[BEGIN Information supplied]

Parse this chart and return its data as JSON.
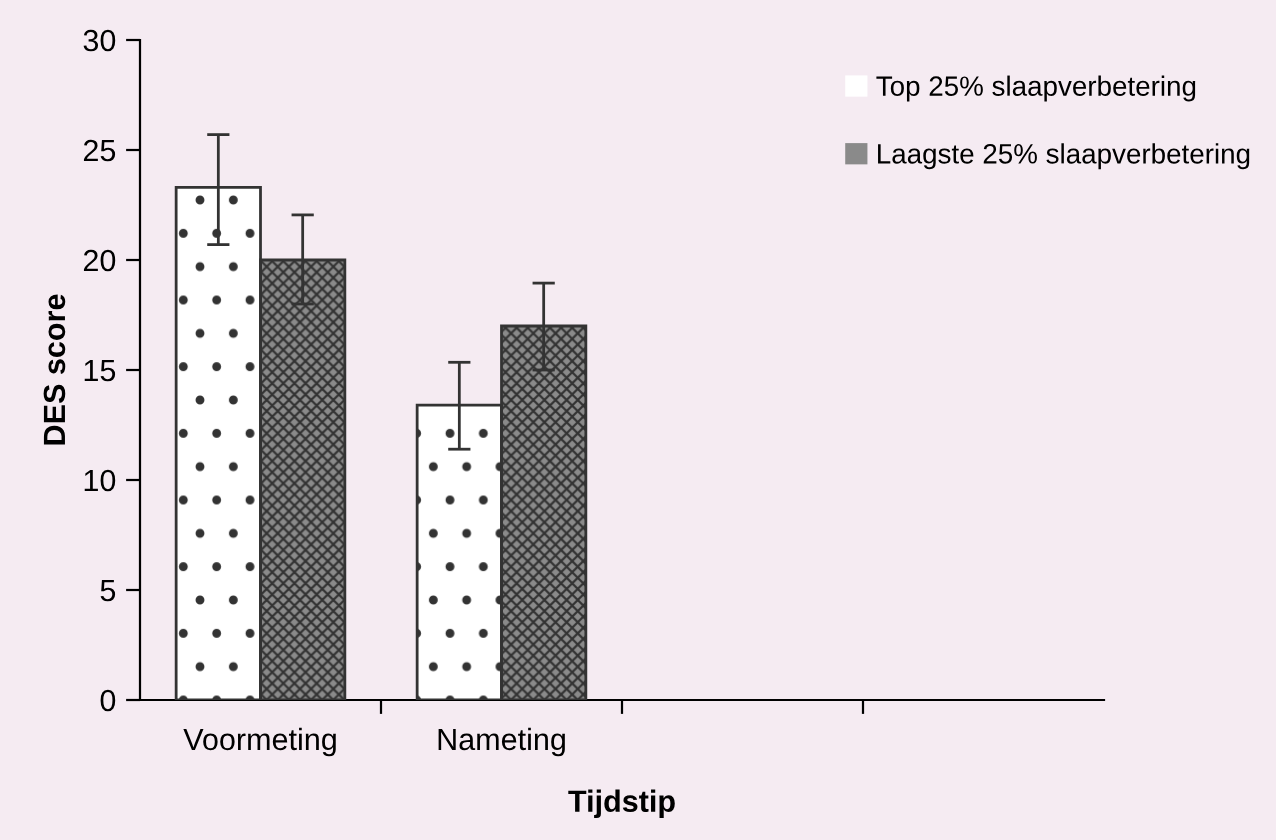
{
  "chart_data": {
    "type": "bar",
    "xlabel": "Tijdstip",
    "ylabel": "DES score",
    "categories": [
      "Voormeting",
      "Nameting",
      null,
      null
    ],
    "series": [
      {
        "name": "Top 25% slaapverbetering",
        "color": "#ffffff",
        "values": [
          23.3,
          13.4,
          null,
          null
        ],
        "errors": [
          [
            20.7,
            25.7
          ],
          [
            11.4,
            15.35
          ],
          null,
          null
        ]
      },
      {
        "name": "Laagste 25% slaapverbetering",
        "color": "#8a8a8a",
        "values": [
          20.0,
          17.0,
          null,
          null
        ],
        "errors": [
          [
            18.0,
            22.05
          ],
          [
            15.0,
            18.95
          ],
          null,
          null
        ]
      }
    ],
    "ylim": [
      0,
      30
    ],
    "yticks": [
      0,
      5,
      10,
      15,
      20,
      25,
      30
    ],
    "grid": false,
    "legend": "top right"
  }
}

[END Information supplied]

[Required task]: Reproduce the full listing above verbatim, with no pictures included.

[Written response]:
Parse this chart and return its data as JSON.
{
  "chart_data": {
    "type": "bar",
    "xlabel": "Tijdstip",
    "ylabel": "DES score",
    "categories": [
      "Voormeting",
      "Nameting",
      null,
      null
    ],
    "series": [
      {
        "name": "Top 25% slaapverbetering",
        "color": "#ffffff",
        "values": [
          23.3,
          13.4,
          null,
          null
        ],
        "errors": [
          [
            20.7,
            25.7
          ],
          [
            11.4,
            15.35
          ],
          null,
          null
        ]
      },
      {
        "name": "Laagste 25% slaapverbetering",
        "color": "#8a8a8a",
        "values": [
          20.0,
          17.0,
          null,
          null
        ],
        "errors": [
          [
            18.0,
            22.05
          ],
          [
            15.0,
            18.95
          ],
          null,
          null
        ]
      }
    ],
    "ylim": [
      0,
      30
    ],
    "yticks": [
      0,
      5,
      10,
      15,
      20,
      25,
      30
    ],
    "grid": false,
    "legend": "top right"
  }
}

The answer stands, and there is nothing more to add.